> **TASK**: Can you find the lines of the listing that include "marinated" and copy every one?

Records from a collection

********

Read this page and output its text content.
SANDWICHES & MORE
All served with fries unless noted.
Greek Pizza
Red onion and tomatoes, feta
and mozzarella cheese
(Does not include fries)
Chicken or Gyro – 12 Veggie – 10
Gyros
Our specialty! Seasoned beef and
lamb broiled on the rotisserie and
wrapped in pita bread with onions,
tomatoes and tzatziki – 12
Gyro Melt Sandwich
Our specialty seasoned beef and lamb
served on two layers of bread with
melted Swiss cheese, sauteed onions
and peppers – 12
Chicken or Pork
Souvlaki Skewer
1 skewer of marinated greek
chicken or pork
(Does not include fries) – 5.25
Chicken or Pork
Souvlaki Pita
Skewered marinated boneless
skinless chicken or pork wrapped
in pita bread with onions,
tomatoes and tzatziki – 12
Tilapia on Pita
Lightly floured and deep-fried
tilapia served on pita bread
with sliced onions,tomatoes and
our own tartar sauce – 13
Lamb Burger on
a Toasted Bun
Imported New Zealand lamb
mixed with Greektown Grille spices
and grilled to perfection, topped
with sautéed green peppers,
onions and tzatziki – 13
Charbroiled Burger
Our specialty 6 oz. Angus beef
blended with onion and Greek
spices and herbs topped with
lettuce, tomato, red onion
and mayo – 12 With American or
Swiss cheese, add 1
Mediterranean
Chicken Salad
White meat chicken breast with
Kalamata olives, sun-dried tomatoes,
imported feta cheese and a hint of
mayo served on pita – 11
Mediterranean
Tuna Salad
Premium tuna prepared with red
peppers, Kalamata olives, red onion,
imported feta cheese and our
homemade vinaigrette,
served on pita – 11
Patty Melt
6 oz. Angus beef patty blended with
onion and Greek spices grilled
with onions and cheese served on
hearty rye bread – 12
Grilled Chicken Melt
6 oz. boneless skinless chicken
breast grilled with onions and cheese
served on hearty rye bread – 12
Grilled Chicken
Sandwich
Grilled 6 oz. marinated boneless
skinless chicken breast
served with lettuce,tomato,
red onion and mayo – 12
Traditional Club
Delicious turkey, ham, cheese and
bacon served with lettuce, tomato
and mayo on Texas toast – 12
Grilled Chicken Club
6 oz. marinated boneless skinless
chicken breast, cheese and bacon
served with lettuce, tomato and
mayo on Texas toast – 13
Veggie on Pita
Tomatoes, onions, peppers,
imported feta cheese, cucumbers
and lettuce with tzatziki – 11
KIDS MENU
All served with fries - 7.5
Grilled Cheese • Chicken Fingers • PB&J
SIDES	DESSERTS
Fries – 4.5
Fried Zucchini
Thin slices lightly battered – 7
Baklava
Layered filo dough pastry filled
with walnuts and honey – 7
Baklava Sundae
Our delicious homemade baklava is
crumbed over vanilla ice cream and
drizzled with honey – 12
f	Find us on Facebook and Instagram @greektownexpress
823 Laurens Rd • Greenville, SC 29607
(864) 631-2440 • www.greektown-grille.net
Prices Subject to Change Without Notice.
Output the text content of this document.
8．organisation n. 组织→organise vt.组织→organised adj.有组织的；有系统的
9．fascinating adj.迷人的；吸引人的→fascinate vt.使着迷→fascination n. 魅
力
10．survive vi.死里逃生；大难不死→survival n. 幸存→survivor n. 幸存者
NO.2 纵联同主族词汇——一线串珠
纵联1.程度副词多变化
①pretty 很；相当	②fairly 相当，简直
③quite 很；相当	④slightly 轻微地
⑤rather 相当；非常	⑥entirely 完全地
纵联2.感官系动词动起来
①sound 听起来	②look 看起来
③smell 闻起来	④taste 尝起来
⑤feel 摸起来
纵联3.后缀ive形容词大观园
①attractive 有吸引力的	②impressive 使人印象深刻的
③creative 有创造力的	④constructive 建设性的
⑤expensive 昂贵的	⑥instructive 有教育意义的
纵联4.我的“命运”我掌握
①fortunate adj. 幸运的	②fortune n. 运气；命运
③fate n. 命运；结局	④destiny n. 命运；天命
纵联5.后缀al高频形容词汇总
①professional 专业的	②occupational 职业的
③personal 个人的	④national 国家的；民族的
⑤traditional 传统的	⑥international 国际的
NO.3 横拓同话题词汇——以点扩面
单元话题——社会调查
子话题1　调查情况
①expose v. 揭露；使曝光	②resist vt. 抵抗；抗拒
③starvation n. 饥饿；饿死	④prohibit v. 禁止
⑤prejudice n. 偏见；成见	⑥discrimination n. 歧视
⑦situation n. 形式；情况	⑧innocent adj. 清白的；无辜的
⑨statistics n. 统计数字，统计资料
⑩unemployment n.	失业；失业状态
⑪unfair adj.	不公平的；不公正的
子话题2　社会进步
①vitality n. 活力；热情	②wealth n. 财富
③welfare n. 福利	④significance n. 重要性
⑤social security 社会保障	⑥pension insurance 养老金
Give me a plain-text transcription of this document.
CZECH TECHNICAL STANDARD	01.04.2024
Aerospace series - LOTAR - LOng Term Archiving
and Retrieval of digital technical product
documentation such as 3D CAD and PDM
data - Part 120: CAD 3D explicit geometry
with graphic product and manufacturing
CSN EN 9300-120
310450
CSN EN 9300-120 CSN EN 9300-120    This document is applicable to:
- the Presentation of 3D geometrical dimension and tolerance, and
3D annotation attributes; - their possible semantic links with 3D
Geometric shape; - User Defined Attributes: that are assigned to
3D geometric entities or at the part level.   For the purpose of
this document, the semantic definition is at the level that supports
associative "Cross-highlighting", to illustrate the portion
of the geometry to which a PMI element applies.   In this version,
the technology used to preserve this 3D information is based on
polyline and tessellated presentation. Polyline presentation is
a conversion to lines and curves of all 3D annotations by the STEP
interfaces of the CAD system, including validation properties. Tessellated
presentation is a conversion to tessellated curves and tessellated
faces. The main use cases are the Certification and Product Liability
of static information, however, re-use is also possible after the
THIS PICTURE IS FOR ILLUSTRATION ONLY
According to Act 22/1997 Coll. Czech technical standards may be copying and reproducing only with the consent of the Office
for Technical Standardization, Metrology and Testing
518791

********

> **WORKED SOLUTION**:
1 skewer of marinated greek
Skewered marinated boneless
Grilled 6 oz. marinated boneless
6 oz. marinated boneless skinless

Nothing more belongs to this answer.